Every record must be repeated exactly; omit any pictures they contain.

GIVEN INFORMATION:

* * *

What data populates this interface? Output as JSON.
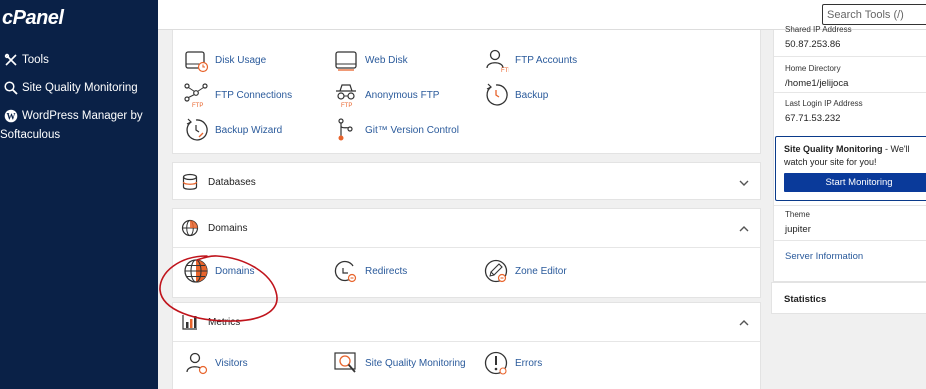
{
  "sidebar": {
    "logo": "cPanel",
    "items": [
      {
        "label": "Tools",
        "icon": "tools-icon"
      },
      {
        "label": "Site Quality Monitoring",
        "icon": "magnifier-icon"
      },
      {
        "label": "WordPress Manager by",
        "label2": "Softaculous",
        "icon": "wordpress-icon"
      }
    ]
  },
  "topbar": {
    "search_placeholder": "Search Tools (/)"
  },
  "files": {
    "items": [
      {
        "label": "Disk Usage",
        "icon": "disk-usage-icon"
      },
      {
        "label": "Web Disk",
        "icon": "web-disk-icon"
      },
      {
        "label": "FTP Accounts",
        "icon": "ftp-accounts-icon"
      },
      {
        "label": "FTP Connections",
        "icon": "ftp-connections-icon"
      },
      {
        "label": "Anonymous FTP",
        "icon": "anonymous-ftp-icon"
      },
      {
        "label": "Backup",
        "icon": "backup-icon"
      },
      {
        "label": "Backup Wizard",
        "icon": "backup-wizard-icon"
      },
      {
        "label": "Git™ Version Control",
        "icon": "git-icon"
      }
    ]
  },
  "databases": {
    "title": "Databases"
  },
  "domains": {
    "title": "Domains",
    "items": [
      {
        "label": "Domains",
        "icon": "domains-globe-icon"
      },
      {
        "label": "Redirects",
        "icon": "redirects-icon"
      },
      {
        "label": "Zone Editor",
        "icon": "zone-editor-icon"
      }
    ]
  },
  "metrics": {
    "title": "Metrics",
    "items": [
      {
        "label": "Visitors",
        "icon": "visitors-icon"
      },
      {
        "label": "Site Quality Monitoring",
        "icon": "site-quality-icon"
      },
      {
        "label": "Errors",
        "icon": "errors-icon"
      }
    ]
  },
  "info": {
    "shared_ip_label": "Shared IP Address",
    "shared_ip_value": "50.87.253.86",
    "home_dir_label": "Home Directory",
    "home_dir_value": "/home1/jelijoca",
    "last_login_label": "Last Login IP Address",
    "last_login_value": "67.71.53.232",
    "sqm_title": "Site Quality Monitoring",
    "sqm_text": " - We'll watch your site for you!",
    "sqm_button": "Start Monitoring",
    "theme_label": "Theme",
    "theme_value": "jupiter",
    "server_info": "Server Information",
    "statistics": "Statistics"
  },
  "colors": {
    "sidebar_bg": "#0a2147",
    "link": "#2a5a9b",
    "accent_orange": "#e8642c",
    "button_blue": "#0a3a9a",
    "annotation_red": "#c0141c"
  }
}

* * *

THE ANSWER:
What data populates this interface? Output as JSON.
{
  "sidebar": {
    "logo": "cPanel",
    "items": [
      {
        "label": "Tools",
        "icon": "tools-icon"
      },
      {
        "label": "Site Quality Monitoring",
        "icon": "magnifier-icon"
      },
      {
        "label": "WordPress Manager by",
        "label2": "Softaculous",
        "icon": "wordpress-icon"
      }
    ]
  },
  "topbar": {
    "search_placeholder": "Search Tools (/)"
  },
  "files": {
    "items": [
      {
        "label": "Disk Usage",
        "icon": "disk-usage-icon"
      },
      {
        "label": "Web Disk",
        "icon": "web-disk-icon"
      },
      {
        "label": "FTP Accounts",
        "icon": "ftp-accounts-icon"
      },
      {
        "label": "FTP Connections",
        "icon": "ftp-connections-icon"
      },
      {
        "label": "Anonymous FTP",
        "icon": "anonymous-ftp-icon"
      },
      {
        "label": "Backup",
        "icon": "backup-icon"
      },
      {
        "label": "Backup Wizard",
        "icon": "backup-wizard-icon"
      },
      {
        "label": "Git™ Version Control",
        "icon": "git-icon"
      }
    ]
  },
  "databases": {
    "title": "Databases"
  },
  "domains": {
    "title": "Domains",
    "items": [
      {
        "label": "Domains",
        "icon": "domains-globe-icon"
      },
      {
        "label": "Redirects",
        "icon": "redirects-icon"
      },
      {
        "label": "Zone Editor",
        "icon": "zone-editor-icon"
      }
    ]
  },
  "metrics": {
    "title": "Metrics",
    "items": [
      {
        "label": "Visitors",
        "icon": "visitors-icon"
      },
      {
        "label": "Site Quality Monitoring",
        "icon": "site-quality-icon"
      },
      {
        "label": "Errors",
        "icon": "errors-icon"
      }
    ]
  },
  "info": {
    "shared_ip_label": "Shared IP Address",
    "shared_ip_value": "50.87.253.86",
    "home_dir_label": "Home Directory",
    "home_dir_value": "/home1/jelijoca",
    "last_login_label": "Last Login IP Address",
    "last_login_value": "67.71.53.232",
    "sqm_title": "Site Quality Monitoring",
    "sqm_text": " - We'll watch your site for you!",
    "sqm_button": "Start Monitoring",
    "theme_label": "Theme",
    "theme_value": "jupiter",
    "server_info": "Server Information",
    "statistics": "Statistics"
  },
  "colors": {
    "sidebar_bg": "#0a2147",
    "link": "#2a5a9b",
    "accent_orange": "#e8642c",
    "button_blue": "#0a3a9a",
    "annotation_red": "#c0141c"
  }
}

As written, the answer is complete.